Take the records underneath and set them down exactly.

[Dataset excerpt]
• • • • • • •

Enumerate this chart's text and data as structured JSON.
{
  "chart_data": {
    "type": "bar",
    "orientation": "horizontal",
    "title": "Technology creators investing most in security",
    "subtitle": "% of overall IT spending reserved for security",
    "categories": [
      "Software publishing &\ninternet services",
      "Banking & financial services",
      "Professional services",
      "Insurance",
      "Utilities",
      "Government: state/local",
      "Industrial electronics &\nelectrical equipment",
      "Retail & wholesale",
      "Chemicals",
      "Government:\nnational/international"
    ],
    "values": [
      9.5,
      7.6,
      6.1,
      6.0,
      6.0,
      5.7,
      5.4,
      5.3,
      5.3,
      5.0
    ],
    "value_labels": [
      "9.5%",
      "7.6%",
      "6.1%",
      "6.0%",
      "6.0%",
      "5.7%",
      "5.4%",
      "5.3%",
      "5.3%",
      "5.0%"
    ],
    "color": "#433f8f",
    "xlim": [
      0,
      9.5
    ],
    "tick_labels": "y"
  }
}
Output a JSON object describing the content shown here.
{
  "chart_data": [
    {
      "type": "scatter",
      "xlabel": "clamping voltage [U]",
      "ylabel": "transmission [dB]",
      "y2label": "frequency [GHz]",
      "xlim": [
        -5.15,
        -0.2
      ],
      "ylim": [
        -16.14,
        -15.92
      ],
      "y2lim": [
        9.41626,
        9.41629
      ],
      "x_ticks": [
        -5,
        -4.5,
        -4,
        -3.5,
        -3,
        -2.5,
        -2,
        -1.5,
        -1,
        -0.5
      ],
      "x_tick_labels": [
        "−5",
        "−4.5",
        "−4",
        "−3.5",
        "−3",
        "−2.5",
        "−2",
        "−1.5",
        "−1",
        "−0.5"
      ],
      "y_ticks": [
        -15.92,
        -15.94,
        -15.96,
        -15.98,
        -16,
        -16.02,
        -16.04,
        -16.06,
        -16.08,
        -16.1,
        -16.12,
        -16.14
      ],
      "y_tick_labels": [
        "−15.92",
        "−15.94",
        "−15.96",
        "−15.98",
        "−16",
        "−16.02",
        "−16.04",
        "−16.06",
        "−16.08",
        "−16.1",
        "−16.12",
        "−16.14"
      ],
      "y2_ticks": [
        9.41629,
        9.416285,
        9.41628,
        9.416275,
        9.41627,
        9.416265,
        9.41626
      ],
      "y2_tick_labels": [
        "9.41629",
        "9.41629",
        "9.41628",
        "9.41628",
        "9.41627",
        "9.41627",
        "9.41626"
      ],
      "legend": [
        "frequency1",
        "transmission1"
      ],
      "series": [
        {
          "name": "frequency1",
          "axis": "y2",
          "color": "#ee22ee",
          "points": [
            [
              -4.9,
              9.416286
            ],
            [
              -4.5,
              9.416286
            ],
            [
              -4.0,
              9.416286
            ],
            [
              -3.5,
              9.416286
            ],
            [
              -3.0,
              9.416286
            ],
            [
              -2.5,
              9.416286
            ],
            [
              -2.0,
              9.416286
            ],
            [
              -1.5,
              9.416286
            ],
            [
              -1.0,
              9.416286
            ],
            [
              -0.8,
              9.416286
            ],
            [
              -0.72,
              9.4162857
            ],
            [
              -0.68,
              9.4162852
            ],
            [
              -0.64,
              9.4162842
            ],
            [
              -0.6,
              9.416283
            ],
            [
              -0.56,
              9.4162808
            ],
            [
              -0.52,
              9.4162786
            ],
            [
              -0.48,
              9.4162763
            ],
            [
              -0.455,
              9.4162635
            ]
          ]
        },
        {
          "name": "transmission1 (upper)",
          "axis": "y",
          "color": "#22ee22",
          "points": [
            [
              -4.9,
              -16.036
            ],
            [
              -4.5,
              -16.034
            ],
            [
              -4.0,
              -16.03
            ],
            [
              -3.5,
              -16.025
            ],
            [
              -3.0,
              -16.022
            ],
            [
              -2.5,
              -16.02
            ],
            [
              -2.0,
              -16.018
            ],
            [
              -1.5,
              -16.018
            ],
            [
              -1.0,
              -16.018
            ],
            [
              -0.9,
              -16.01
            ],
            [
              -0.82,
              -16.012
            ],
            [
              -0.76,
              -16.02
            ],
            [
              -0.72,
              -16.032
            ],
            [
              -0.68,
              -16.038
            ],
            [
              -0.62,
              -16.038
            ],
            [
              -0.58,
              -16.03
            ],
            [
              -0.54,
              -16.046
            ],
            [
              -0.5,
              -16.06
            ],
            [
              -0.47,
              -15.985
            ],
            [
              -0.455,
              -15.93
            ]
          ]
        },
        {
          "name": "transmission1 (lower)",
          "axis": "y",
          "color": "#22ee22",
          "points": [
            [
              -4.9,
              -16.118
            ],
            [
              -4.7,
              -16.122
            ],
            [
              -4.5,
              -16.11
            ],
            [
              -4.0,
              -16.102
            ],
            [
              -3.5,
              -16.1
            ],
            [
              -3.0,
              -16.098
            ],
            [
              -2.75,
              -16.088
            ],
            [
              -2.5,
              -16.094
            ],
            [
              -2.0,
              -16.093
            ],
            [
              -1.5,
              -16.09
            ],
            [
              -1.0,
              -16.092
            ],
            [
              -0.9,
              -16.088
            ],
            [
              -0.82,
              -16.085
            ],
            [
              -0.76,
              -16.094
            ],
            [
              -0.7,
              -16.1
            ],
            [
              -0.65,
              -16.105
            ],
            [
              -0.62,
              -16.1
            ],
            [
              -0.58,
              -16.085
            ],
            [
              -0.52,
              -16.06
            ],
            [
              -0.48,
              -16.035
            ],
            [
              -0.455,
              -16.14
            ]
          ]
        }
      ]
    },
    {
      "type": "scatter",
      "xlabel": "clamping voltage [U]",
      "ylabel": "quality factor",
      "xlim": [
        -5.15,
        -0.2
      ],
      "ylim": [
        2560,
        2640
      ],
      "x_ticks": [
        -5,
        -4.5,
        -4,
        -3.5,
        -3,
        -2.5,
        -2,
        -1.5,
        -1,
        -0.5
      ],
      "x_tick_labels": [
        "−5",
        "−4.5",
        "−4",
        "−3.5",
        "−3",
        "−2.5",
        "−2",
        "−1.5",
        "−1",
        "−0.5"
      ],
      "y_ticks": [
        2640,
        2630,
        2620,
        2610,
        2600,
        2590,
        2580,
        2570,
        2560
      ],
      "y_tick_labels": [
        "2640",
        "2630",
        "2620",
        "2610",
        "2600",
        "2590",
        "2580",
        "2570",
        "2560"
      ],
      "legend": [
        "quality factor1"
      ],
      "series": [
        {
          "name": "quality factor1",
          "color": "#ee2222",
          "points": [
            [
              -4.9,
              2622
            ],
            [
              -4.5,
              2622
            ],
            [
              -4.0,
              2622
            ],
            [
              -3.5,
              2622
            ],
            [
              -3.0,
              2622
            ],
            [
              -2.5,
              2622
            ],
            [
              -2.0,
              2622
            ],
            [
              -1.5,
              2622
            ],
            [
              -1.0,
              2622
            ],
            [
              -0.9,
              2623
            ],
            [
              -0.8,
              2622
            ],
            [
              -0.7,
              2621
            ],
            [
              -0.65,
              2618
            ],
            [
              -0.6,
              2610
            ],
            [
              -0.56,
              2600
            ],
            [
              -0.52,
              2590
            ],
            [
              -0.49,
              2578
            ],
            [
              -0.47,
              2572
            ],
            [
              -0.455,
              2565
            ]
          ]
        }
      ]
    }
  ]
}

• • • • • • •

Written solution |
Enumerate this chart's text and data as structured JSON.
{
  "chart_data": {
    "type": "bar",
    "orientation": "horizontal",
    "title": "Technology creators investing most in security",
    "subtitle": "% of overall IT spending reserved for security",
    "categories": [
      "Software publishing &\ninternet services",
      "Banking & financial services",
      "Professional services",
      "Insurance",
      "Utilities",
      "Government: state/local",
      "Industrial electronics &\nelectrical equipment",
      "Retail & wholesale",
      "Chemicals",
      "Government:\nnational/international"
    ],
    "values": [
      9.5,
      7.6,
      6.1,
      6.0,
      6.0,
      5.7,
      5.4,
      5.3,
      5.3,
      5.0
    ],
    "value_labels": [
      "9.5%",
      "7.6%",
      "6.1%",
      "6.0%",
      "6.0%",
      "5.7%",
      "5.4%",
      "5.3%",
      "5.3%",
      "5.0%"
    ],
    "color": "#433f8f",
    "xlim": [
      0,
      9.5
    ],
    "tick_labels": "y"
  }
}
Output a JSON object describing the content shown here.
{
  "chart_data": [
    {
      "type": "scatter",
      "xlabel": "clamping voltage [U]",
      "ylabel": "transmission [dB]",
      "y2label": "frequency [GHz]",
      "xlim": [
        -5.15,
        -0.2
      ],
      "ylim": [
        -16.14,
        -15.92
      ],
      "y2lim": [
        9.41626,
        9.41629
      ],
      "x_ticks": [
        -5,
        -4.5,
        -4,
        -3.5,
        -3,
        -2.5,
        -2,
        -1.5,
        -1,
        -0.5
      ],
      "x_tick_labels": [
        "−5",
        "−4.5",
        "−4",
        "−3.5",
        "−3",
        "−2.5",
        "−2",
        "−1.5",
        "−1",
        "−0.5"
      ],
      "y_ticks": [
        -15.92,
        -15.94,
        -15.96,
        -15.98,
        -16,
        -16.02,
        -16.04,
        -16.06,
        -16.08,
        -16.1,
        -16.12,
        -16.14
      ],
      "y_tick_labels": [
        "−15.92",
        "−15.94",
        "−15.96",
        "−15.98",
        "−16",
        "−16.02",
        "−16.04",
        "−16.06",
        "−16.08",
        "−16.1",
        "−16.12",
        "−16.14"
      ],
      "y2_ticks": [
        9.41629,
        9.416285,
        9.41628,
        9.416275,
        9.41627,
        9.416265,
        9.41626
      ],
      "y2_tick_labels": [
        "9.41629",
        "9.41629",
        "9.41628",
        "9.41628",
        "9.41627",
        "9.41627",
        "9.41626"
      ],
      "legend": [
        "frequency1",
        "transmission1"
      ],
      "series": [
        {
          "name": "frequency1",
          "axis": "y2",
          "color": "#ee22ee",
          "points": [
            [
              -4.9,
              9.416286
            ],
            [
              -4.5,
              9.416286
            ],
            [
              -4.0,
              9.416286
            ],
            [
              -3.5,
              9.416286
            ],
            [
              -3.0,
              9.416286
            ],
            [
              -2.5,
              9.416286
            ],
            [
              -2.0,
              9.416286
            ],
            [
              -1.5,
              9.416286
            ],
            [
              -1.0,
              9.416286
            ],
            [
              -0.8,
              9.416286
            ],
            [
              -0.72,
              9.4162857
            ],
            [
              -0.68,
              9.4162852
            ],
            [
              -0.64,
              9.4162842
            ],
            [
              -0.6,
              9.416283
            ],
            [
              -0.56,
              9.4162808
            ],
            [
              -0.52,
              9.4162786
            ],
            [
              -0.48,
              9.4162763
            ],
            [
              -0.455,
              9.4162635
            ]
          ]
        },
        {
          "name": "transmission1 (upper)",
          "axis": "y",
          "color": "#22ee22",
          "points": [
            [
              -4.9,
              -16.036
            ],
            [
              -4.5,
              -16.034
            ],
            [
              -4.0,
              -16.03
            ],
            [
              -3.5,
              -16.025
            ],
            [
              -3.0,
              -16.022
            ],
            [
              -2.5,
              -16.02
            ],
            [
              -2.0,
              -16.018
            ],
            [
              -1.5,
              -16.018
            ],
            [
              -1.0,
              -16.018
            ],
            [
              -0.9,
              -16.01
            ],
            [
              -0.82,
              -16.012
            ],
            [
              -0.76,
              -16.02
            ],
            [
              -0.72,
              -16.032
            ],
            [
              -0.68,
              -16.038
            ],
            [
              -0.62,
              -16.038
            ],
            [
              -0.58,
              -16.03
            ],
            [
              -0.54,
              -16.046
            ],
            [
              -0.5,
              -16.06
            ],
            [
              -0.47,
              -15.985
            ],
            [
              -0.455,
              -15.93
            ]
          ]
        },
        {
          "name": "transmission1 (lower)",
          "axis": "y",
          "color": "#22ee22",
          "points": [
            [
              -4.9,
              -16.118
            ],
            [
              -4.7,
              -16.122
            ],
            [
              -4.5,
              -16.11
            ],
            [
              -4.0,
              -16.102
            ],
            [
              -3.5,
              -16.1
            ],
            [
              -3.0,
              -16.098
            ],
            [
              -2.75,
              -16.088
            ],
            [
              -2.5,
              -16.094
            ],
            [
              -2.0,
              -16.093
            ],
            [
              -1.5,
              -16.09
            ],
            [
              -1.0,
              -16.092
            ],
            [
              -0.9,
              -16.088
            ],
            [
              -0.82,
              -16.085
            ],
            [
              -0.76,
              -16.094
            ],
            [
              -0.7,
              -16.1
            ],
            [
              -0.65,
              -16.105
            ],
            [
              -0.62,
              -16.1
            ],
            [
              -0.58,
              -16.085
            ],
            [
              -0.52,
              -16.06
            ],
            [
              -0.48,
              -16.035
            ],
            [
              -0.455,
              -16.14
            ]
          ]
        }
      ]
    },
    {
      "type": "scatter",
      "xlabel": "clamping voltage [U]",
      "ylabel": "quality factor",
      "xlim": [
        -5.15,
        -0.2
      ],
      "ylim": [
        2560,
        2640
      ],
      "x_ticks": [
        -5,
        -4.5,
        -4,
        -3.5,
        -3,
        -2.5,
        -2,
        -1.5,
        -1,
        -0.5
      ],
      "x_tick_labels": [
        "−5",
        "−4.5",
        "−4",
        "−3.5",
        "−3",
        "−2.5",
        "−2",
        "−1.5",
        "−1",
        "−0.5"
      ],
      "y_ticks": [
        2640,
        2630,
        2620,
        2610,
        2600,
        2590,
        2580,
        2570,
        2560
      ],
      "y_tick_labels": [
        "2640",
        "2630",
        "2620",
        "2610",
        "2600",
        "2590",
        "2580",
        "2570",
        "2560"
      ],
      "legend": [
        "quality factor1"
      ],
      "series": [
        {
          "name": "quality factor1",
          "color": "#ee2222",
          "points": [
            [
              -4.9,
              2622
            ],
            [
              -4.5,
              2622
            ],
            [
              -4.0,
              2622
            ],
            [
              -3.5,
              2622
            ],
            [
              -3.0,
              2622
            ],
            [
              -2.5,
              2622
            ],
            [
              -2.0,
              2622
            ],
            [
              -1.5,
              2622
            ],
            [
              -1.0,
              2622
            ],
            [
              -0.9,
              2623
            ],
            [
              -0.8,
              2622
            ],
            [
              -0.7,
              2621
            ],
            [
              -0.65,
              2618
            ],
            [
              -0.6,
              2610
            ],
            [
              -0.56,
              2600
            ],
            [
              -0.52,
              2590
            ],
            [
              -0.49,
              2578
            ],
            [
              -0.47,
              2572
            ],
            [
              -0.455,
              2565
            ]
          ]
        }
      ]
    }
  ]
}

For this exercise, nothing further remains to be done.